━━ Records for the exercise

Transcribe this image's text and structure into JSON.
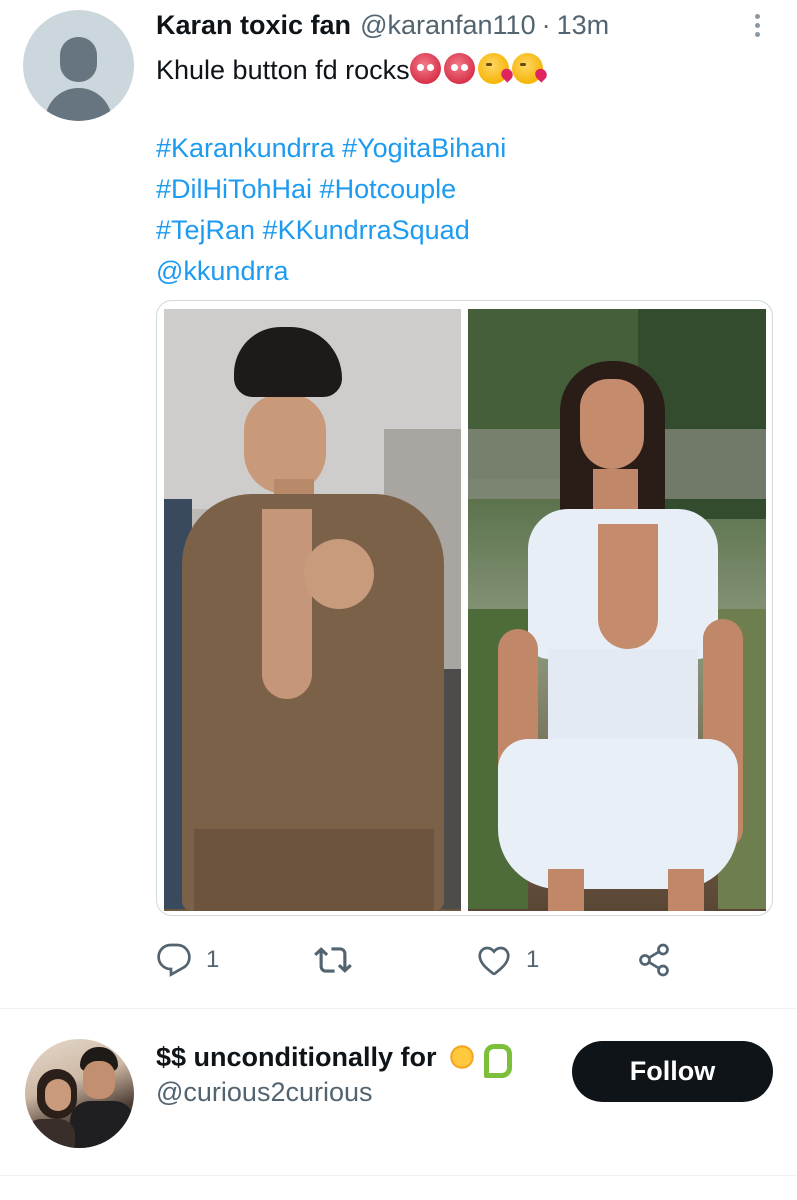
{
  "tweet": {
    "display_name": "Karan toxic fan",
    "handle": "@karanfan110",
    "separator": "·",
    "time": "13m",
    "text": "Khule button fd rocks",
    "emojis": [
      "hot-face",
      "hot-face",
      "face-blowing-kiss",
      "face-blowing-kiss"
    ],
    "hashtags": [
      "#Karankundrra #YogitaBihani",
      "#DilHiTohHai #Hotcouple",
      "#TejRan #KKundrraSquad",
      "@kkundrra"
    ],
    "media": {
      "photos": [
        "photo-man-brown-shirt",
        "photo-woman-floral-dress"
      ]
    },
    "actions": {
      "reply_count": "1",
      "retweet_count": "",
      "like_count": "1"
    }
  },
  "who_to_follow": {
    "display_name": "$$ unconditionally for",
    "name_emojis": [
      "sun-with-face",
      "snake"
    ],
    "handle": "@curious2curious",
    "follow_label": "Follow"
  },
  "colors": {
    "link": "#1d9bf0",
    "secondary_text": "#536471",
    "primary_text": "#0f1419",
    "follow_button": "#0f1419"
  }
}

━━━━

Requirements
Your task is to pick out every line with the string "kiss" and copy it.

Written response
      "face-blowing-kiss",
      "face-blowing-kiss"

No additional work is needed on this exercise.